> [Instruction]:
Transcribe the material in full, exactly as written.

[START OF Rows]

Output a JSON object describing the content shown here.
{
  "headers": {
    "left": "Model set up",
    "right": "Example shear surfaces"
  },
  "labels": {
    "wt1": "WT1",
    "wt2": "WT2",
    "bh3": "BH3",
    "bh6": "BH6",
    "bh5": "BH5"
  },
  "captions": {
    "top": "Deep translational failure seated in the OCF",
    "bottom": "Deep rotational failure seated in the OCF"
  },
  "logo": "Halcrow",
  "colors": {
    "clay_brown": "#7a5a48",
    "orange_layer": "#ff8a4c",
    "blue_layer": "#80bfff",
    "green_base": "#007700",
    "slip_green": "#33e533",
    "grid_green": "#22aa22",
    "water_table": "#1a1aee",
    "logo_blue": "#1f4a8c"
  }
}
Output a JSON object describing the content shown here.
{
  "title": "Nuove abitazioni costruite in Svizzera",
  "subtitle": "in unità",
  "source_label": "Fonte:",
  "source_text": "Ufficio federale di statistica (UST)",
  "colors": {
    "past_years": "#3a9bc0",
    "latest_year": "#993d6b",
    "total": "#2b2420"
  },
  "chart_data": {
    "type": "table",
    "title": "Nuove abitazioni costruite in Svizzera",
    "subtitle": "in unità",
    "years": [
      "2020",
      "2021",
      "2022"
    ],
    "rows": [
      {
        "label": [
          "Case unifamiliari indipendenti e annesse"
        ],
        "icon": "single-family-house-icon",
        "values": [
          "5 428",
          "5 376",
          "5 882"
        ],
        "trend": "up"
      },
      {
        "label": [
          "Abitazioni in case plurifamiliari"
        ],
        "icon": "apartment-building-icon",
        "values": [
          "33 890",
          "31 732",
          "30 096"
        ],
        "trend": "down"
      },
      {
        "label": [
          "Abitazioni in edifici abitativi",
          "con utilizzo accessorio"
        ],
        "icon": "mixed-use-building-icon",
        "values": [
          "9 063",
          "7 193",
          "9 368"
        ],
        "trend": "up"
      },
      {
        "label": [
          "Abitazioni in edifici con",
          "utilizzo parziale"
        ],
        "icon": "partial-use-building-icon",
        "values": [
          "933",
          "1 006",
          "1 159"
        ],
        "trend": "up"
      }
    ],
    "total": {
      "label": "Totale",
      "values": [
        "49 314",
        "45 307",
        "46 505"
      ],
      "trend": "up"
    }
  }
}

[END OF Rows]

> [Worked answer]:
Output a JSON object describing the content shown here.
{
  "headers": {
    "left": "Model set up",
    "right": "Example shear surfaces"
  },
  "labels": {
    "wt1": "WT1",
    "wt2": "WT2",
    "bh3": "BH3",
    "bh6": "BH6",
    "bh5": "BH5"
  },
  "captions": {
    "top": "Deep translational failure seated in the OCF",
    "bottom": "Deep rotational failure seated in the OCF"
  },
  "logo": "Halcrow",
  "colors": {
    "clay_brown": "#7a5a48",
    "orange_layer": "#ff8a4c",
    "blue_layer": "#80bfff",
    "green_base": "#007700",
    "slip_green": "#33e533",
    "grid_green": "#22aa22",
    "water_table": "#1a1aee",
    "logo_blue": "#1f4a8c"
  }
}
Output a JSON object describing the content shown here.
{
  "title": "Nuove abitazioni costruite in Svizzera",
  "subtitle": "in unità",
  "source_label": "Fonte:",
  "source_text": "Ufficio federale di statistica (UST)",
  "colors": {
    "past_years": "#3a9bc0",
    "latest_year": "#993d6b",
    "total": "#2b2420"
  },
  "chart_data": {
    "type": "table",
    "title": "Nuove abitazioni costruite in Svizzera",
    "subtitle": "in unità",
    "years": [
      "2020",
      "2021",
      "2022"
    ],
    "rows": [
      {
        "label": [
          "Case unifamiliari indipendenti e annesse"
        ],
        "icon": "single-family-house-icon",
        "values": [
          "5 428",
          "5 376",
          "5 882"
        ],
        "trend": "up"
      },
      {
        "label": [
          "Abitazioni in case plurifamiliari"
        ],
        "icon": "apartment-building-icon",
        "values": [
          "33 890",
          "31 732",
          "30 096"
        ],
        "trend": "down"
      },
      {
        "label": [
          "Abitazioni in edifici abitativi",
          "con utilizzo accessorio"
        ],
        "icon": "mixed-use-building-icon",
        "values": [
          "9 063",
          "7 193",
          "9 368"
        ],
        "trend": "up"
      },
      {
        "label": [
          "Abitazioni in edifici con",
          "utilizzo parziale"
        ],
        "icon": "partial-use-building-icon",
        "values": [
          "933",
          "1 006",
          "1 159"
        ],
        "trend": "up"
      }
    ],
    "total": {
      "label": "Totale",
      "values": [
        "49 314",
        "45 307",
        "46 505"
      ],
      "trend": "up"
    }
  }
}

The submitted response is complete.